Filter the entries below down to the lines that hold "this".

RECORD SET START

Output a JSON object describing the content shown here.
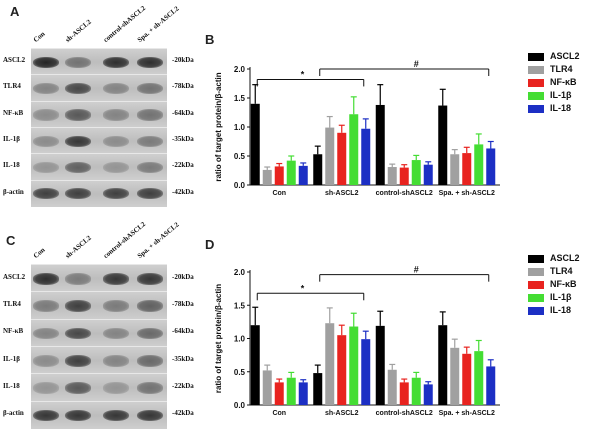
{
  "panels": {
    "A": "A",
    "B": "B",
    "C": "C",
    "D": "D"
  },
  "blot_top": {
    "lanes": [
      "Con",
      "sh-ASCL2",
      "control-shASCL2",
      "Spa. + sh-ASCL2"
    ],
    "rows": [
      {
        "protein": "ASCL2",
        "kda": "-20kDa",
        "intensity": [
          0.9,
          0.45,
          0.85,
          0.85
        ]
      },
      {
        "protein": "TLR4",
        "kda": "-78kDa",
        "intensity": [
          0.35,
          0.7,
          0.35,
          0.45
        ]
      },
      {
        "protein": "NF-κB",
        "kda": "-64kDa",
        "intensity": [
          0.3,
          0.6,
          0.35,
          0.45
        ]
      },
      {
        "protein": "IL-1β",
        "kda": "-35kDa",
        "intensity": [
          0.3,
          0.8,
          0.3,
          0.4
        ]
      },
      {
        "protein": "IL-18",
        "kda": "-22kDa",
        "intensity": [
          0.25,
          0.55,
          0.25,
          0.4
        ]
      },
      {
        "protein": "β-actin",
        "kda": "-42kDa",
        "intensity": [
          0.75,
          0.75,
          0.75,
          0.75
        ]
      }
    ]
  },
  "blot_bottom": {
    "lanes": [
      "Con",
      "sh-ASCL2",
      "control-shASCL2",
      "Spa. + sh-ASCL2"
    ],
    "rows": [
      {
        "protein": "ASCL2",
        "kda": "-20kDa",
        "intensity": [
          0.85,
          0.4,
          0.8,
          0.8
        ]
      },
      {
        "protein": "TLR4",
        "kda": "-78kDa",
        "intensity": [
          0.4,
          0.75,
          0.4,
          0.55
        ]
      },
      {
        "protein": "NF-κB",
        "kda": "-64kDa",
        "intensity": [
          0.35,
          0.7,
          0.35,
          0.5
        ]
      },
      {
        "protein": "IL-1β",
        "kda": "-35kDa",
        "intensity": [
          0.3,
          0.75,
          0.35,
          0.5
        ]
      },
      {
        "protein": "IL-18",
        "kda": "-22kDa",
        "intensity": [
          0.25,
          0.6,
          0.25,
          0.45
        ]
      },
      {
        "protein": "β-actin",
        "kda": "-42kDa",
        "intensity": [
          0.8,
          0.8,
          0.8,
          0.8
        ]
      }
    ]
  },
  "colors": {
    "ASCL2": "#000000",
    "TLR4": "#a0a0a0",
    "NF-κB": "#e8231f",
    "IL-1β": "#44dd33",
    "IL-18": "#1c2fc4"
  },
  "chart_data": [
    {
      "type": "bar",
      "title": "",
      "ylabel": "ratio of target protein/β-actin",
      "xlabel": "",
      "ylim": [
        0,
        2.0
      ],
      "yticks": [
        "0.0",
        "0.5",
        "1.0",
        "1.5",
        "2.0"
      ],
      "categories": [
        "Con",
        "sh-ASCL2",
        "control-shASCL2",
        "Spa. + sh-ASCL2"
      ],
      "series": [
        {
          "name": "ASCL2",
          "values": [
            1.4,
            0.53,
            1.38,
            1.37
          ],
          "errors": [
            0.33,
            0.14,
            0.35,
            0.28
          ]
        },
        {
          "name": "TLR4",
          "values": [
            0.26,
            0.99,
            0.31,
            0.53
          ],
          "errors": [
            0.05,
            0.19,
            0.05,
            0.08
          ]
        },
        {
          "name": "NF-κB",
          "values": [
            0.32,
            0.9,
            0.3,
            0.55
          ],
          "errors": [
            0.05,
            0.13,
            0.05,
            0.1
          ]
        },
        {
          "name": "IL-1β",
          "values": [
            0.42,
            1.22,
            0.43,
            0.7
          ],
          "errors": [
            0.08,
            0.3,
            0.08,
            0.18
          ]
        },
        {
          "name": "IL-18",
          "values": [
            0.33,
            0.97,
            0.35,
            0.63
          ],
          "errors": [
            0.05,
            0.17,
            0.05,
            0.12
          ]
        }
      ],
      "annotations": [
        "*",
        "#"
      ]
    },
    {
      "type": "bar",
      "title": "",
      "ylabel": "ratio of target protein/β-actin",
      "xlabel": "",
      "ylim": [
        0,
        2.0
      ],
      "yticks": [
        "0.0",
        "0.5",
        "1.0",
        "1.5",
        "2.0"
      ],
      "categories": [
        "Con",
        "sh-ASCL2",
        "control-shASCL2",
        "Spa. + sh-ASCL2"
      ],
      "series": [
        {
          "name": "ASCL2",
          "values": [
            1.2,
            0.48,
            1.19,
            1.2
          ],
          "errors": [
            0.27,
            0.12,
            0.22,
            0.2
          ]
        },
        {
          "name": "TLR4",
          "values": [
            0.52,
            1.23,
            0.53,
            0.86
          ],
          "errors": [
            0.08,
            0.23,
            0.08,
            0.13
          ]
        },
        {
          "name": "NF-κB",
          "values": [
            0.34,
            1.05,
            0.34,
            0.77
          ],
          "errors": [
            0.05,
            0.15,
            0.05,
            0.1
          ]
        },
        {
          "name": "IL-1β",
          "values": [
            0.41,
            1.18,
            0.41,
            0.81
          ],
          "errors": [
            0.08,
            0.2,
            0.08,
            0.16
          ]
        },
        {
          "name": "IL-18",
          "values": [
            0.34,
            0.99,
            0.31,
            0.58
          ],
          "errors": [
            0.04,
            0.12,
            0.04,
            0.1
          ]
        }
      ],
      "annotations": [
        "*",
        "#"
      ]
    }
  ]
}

RECORD SET END
RECORD SET START

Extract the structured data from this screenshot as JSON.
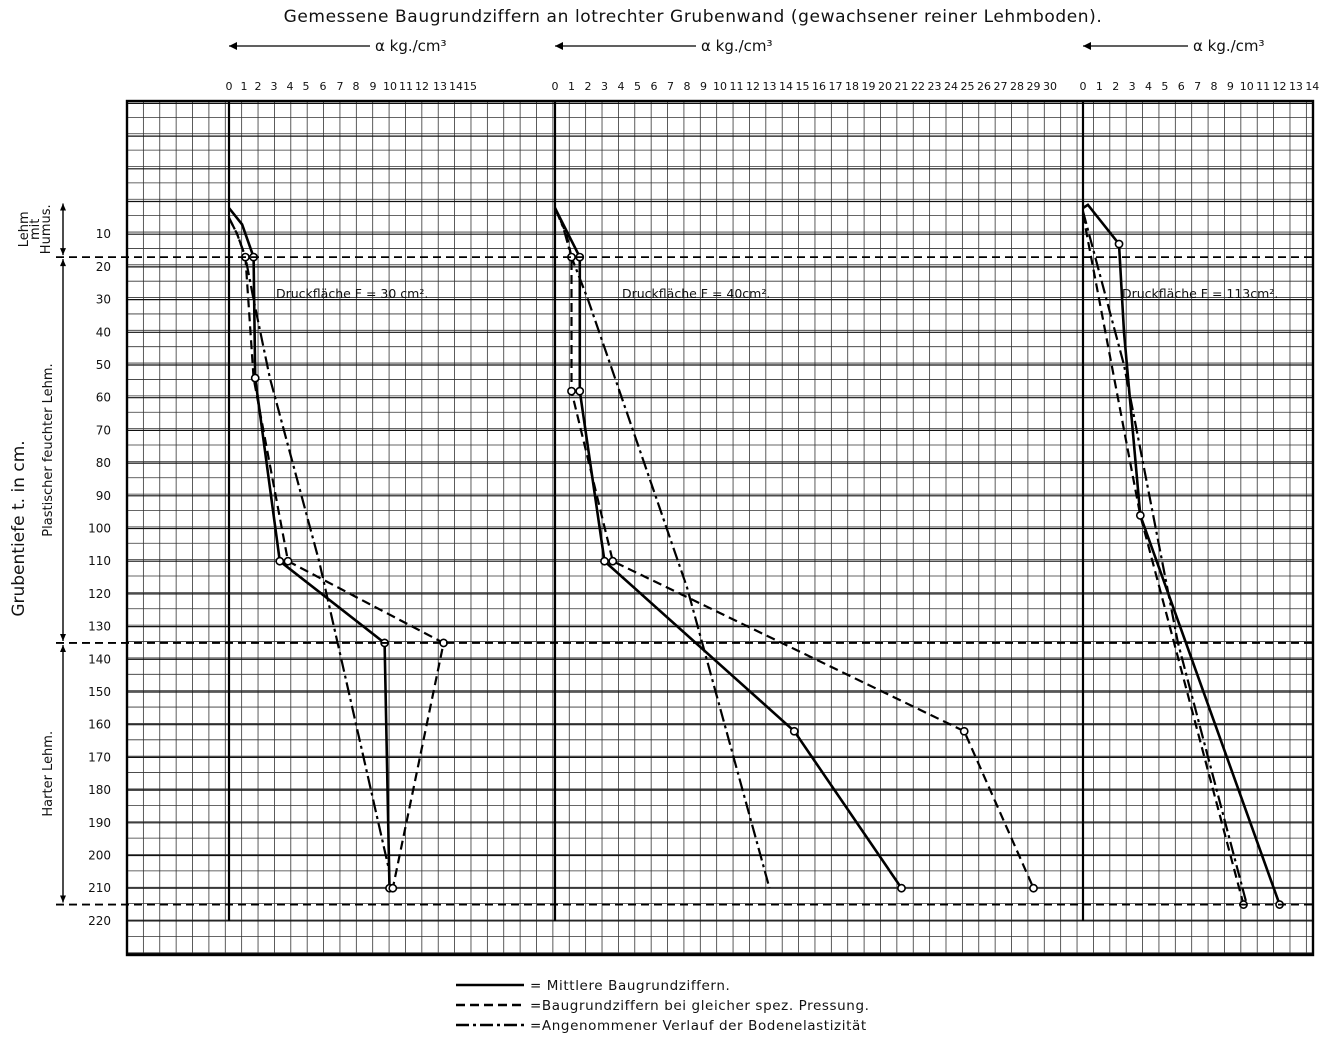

RECORD SET END
RECORD SET START

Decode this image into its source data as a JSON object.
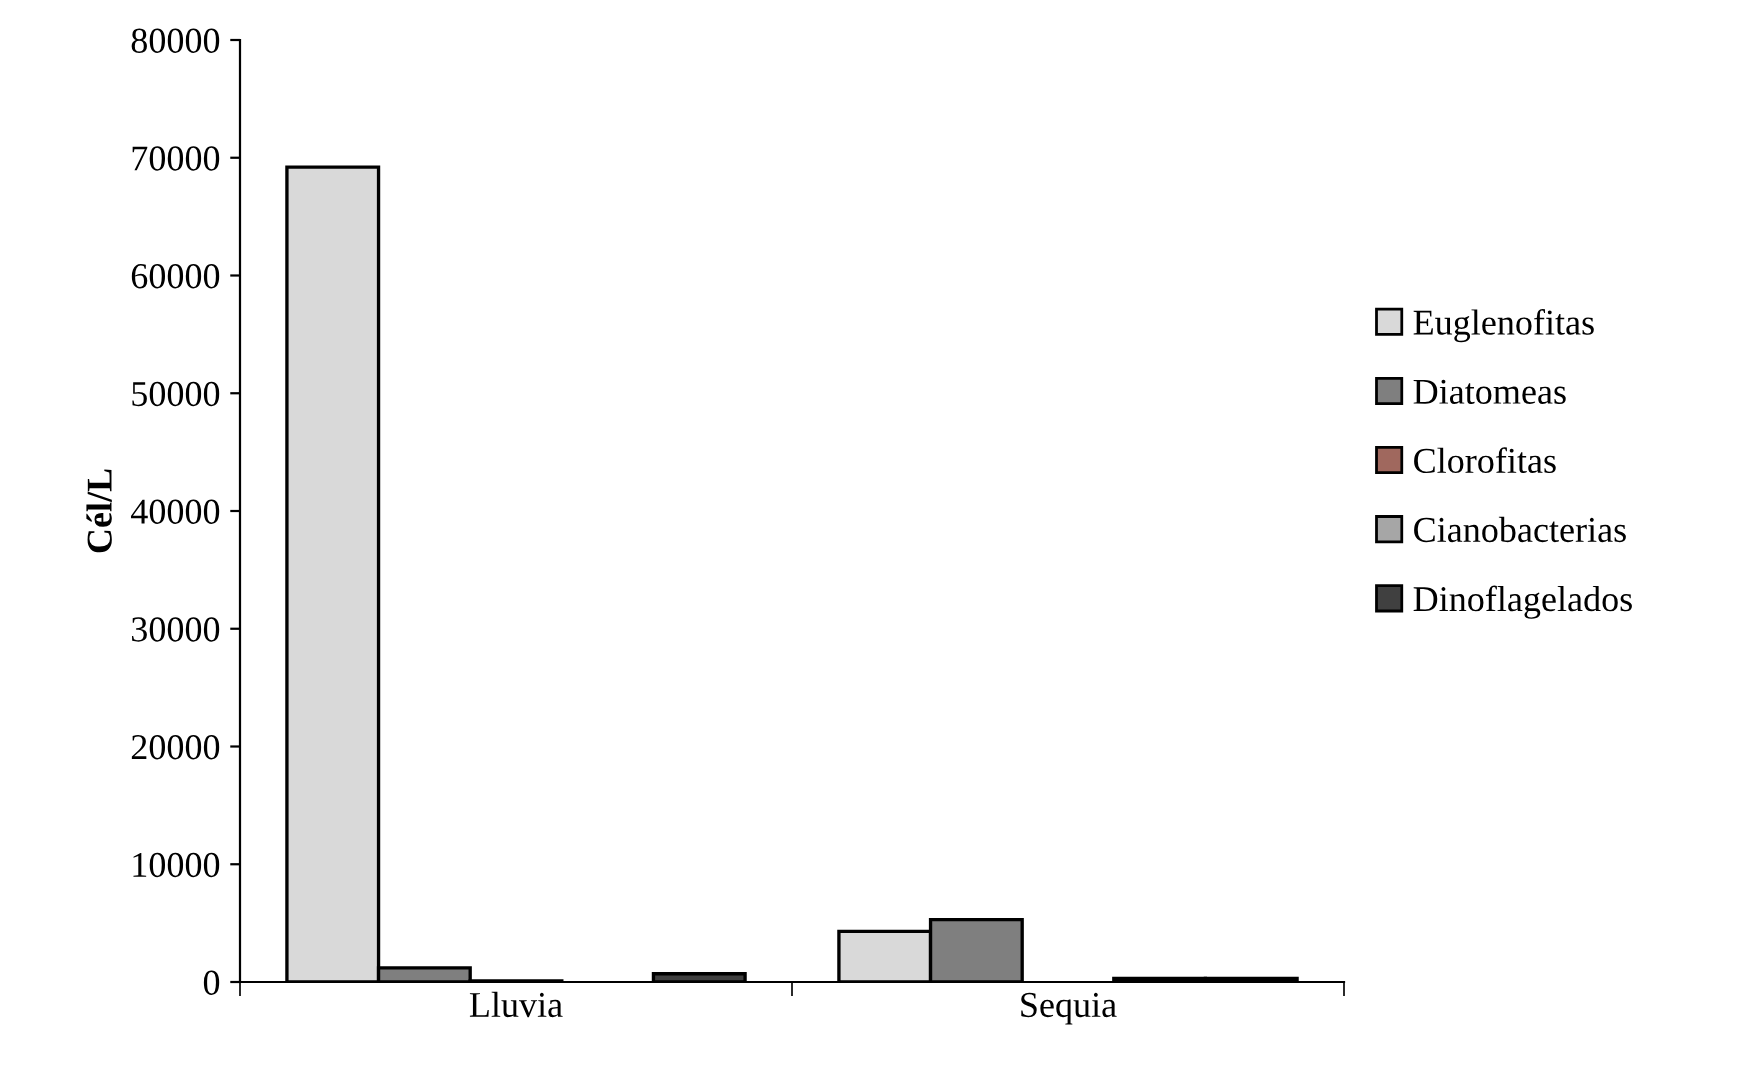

RECORD SET END

COMPLETED EXERCISE —
Extract the structured data from this screenshot as JSON.
Decode this image into its source data as a JSON object.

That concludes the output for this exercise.